Exercise materials
##############################
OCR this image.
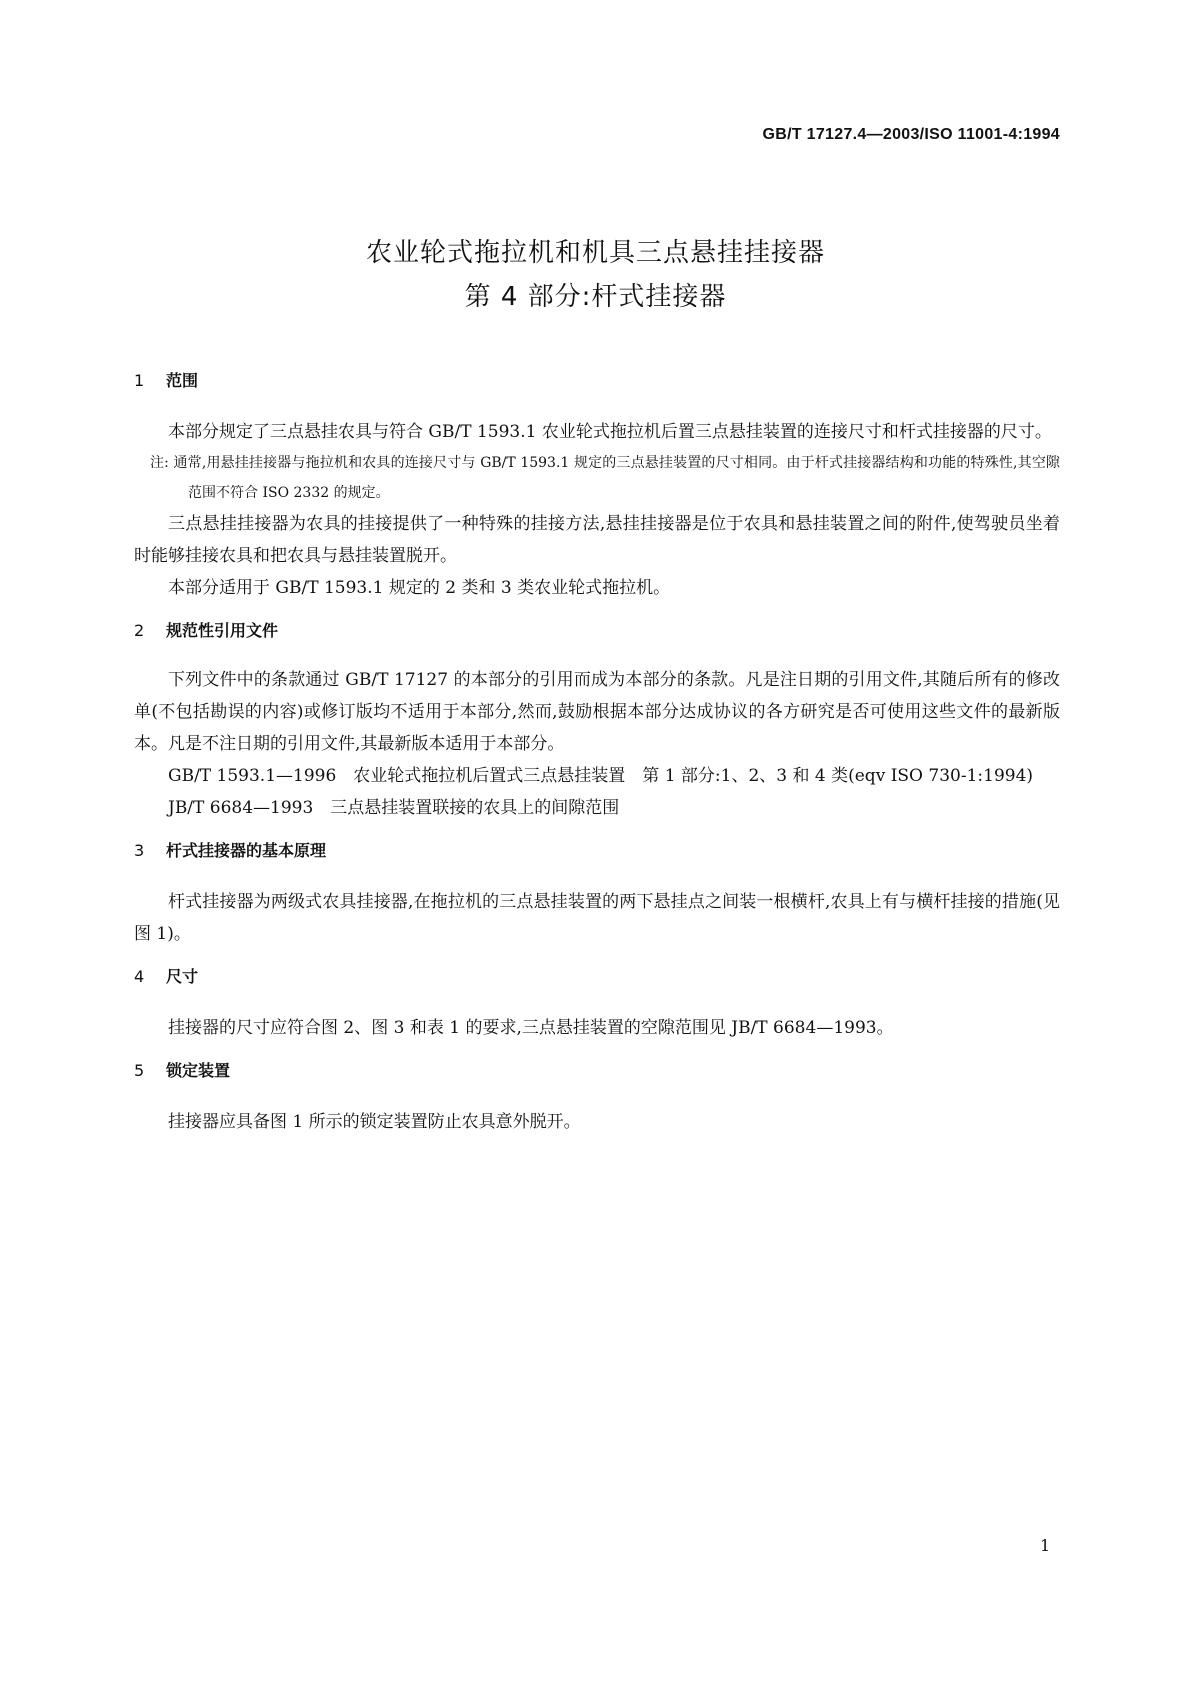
GB/T 17127.4—2003/ISO 11001-4:1994
农业轮式拖拉机和机具三点悬挂挂接器
第 4 部分:杆式挂接器
1 范围

本部分规定了三点悬挂农具与符合 GB/T 1593.1 农业轮式拖拉机后置三点悬挂装置的连接尺寸和杆式挂接器的尺寸。

注: 通常,用悬挂挂接器与拖拉机和农具的连接尺寸与 GB/T 1593.1 规定的三点悬挂装置的尺寸相同。由于杆式挂接器结构和功能的特殊性,其空隙范围不符合 ISO 2332 的规定。

三点悬挂挂接器为农具的挂接提供了一种特殊的挂接方法,悬挂挂接器是位于农具和悬挂装置之间的附件,使驾驶员坐着时能够挂接农具和把农具与悬挂装置脱开。

本部分适用于 GB/T 1593.1 规定的 2 类和 3 类农业轮式拖拉机。

2 规范性引用文件

下列文件中的条款通过 GB/T 17127 的本部分的引用而成为本部分的条款。凡是注日期的引用文件,其随后所有的修改单(不包括勘误的内容)或修订版均不适用于本部分,然而,鼓励根据本部分达成协议的各方研究是否可使用这些文件的最新版本。凡是不注日期的引用文件,其最新版本适用于本部分。

GB/T 1593.1—1996　农业轮式拖拉机后置式三点悬挂装置　第 1 部分:1、2、3 和 4 类(eqv ISO 730-1:1994)

JB/T 6684—1993　三点悬挂装置联接的农具上的间隙范围

3 杆式挂接器的基本原理

杆式挂接器为两级式农具挂接器,在拖拉机的三点悬挂装置的两下悬挂点之间装一根横杆,农具上有与横杆挂接的措施(见图 1)。

4 尺寸

挂接器的尺寸应符合图 2、图 3 和表 1 的要求,三点悬挂装置的空隙范围见 JB/T 6684—1993。

5 锁定装置

挂接器应具备图 1 所示的锁定装置防止农具意外脱开。

1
##############################
Set task
Keep the pictures out of the copy and return the rest of the data above exactly.

The output
OCR this image.
GB/T 17127.4—2003/ISO 11001-4:1994
农业轮式拖拉机和机具三点悬挂挂接器
第 4 部分:杆式挂接器
1 范围

本部分规定了三点悬挂农具与符合 GB/T 1593.1 农业轮式拖拉机后置三点悬挂装置的连接尺寸和杆式挂接器的尺寸。

注: 通常,用悬挂挂接器与拖拉机和农具的连接尺寸与 GB/T 1593.1 规定的三点悬挂装置的尺寸相同。由于杆式挂接器结构和功能的特殊性,其空隙范围不符合 ISO 2332 的规定。

三点悬挂挂接器为农具的挂接提供了一种特殊的挂接方法,悬挂挂接器是位于农具和悬挂装置之间的附件,使驾驶员坐着时能够挂接农具和把农具与悬挂装置脱开。

本部分适用于 GB/T 1593.1 规定的 2 类和 3 类农业轮式拖拉机。

2 规范性引用文件

下列文件中的条款通过 GB/T 17127 的本部分的引用而成为本部分的条款。凡是注日期的引用文件,其随后所有的修改单(不包括勘误的内容)或修订版均不适用于本部分,然而,鼓励根据本部分达成协议的各方研究是否可使用这些文件的最新版本。凡是不注日期的引用文件,其最新版本适用于本部分。

GB/T 1593.1—1996　农业轮式拖拉机后置式三点悬挂装置　第 1 部分:1、2、3 和 4 类(eqv ISO 730-1:1994)

JB/T 6684—1993　三点悬挂装置联接的农具上的间隙范围

3 杆式挂接器的基本原理

杆式挂接器为两级式农具挂接器,在拖拉机的三点悬挂装置的两下悬挂点之间装一根横杆,农具上有与横杆挂接的措施(见图 1)。

4 尺寸

挂接器的尺寸应符合图 2、图 3 和表 1 的要求,三点悬挂装置的空隙范围见 JB/T 6684—1993。

5 锁定装置

挂接器应具备图 1 所示的锁定装置防止农具意外脱开。

1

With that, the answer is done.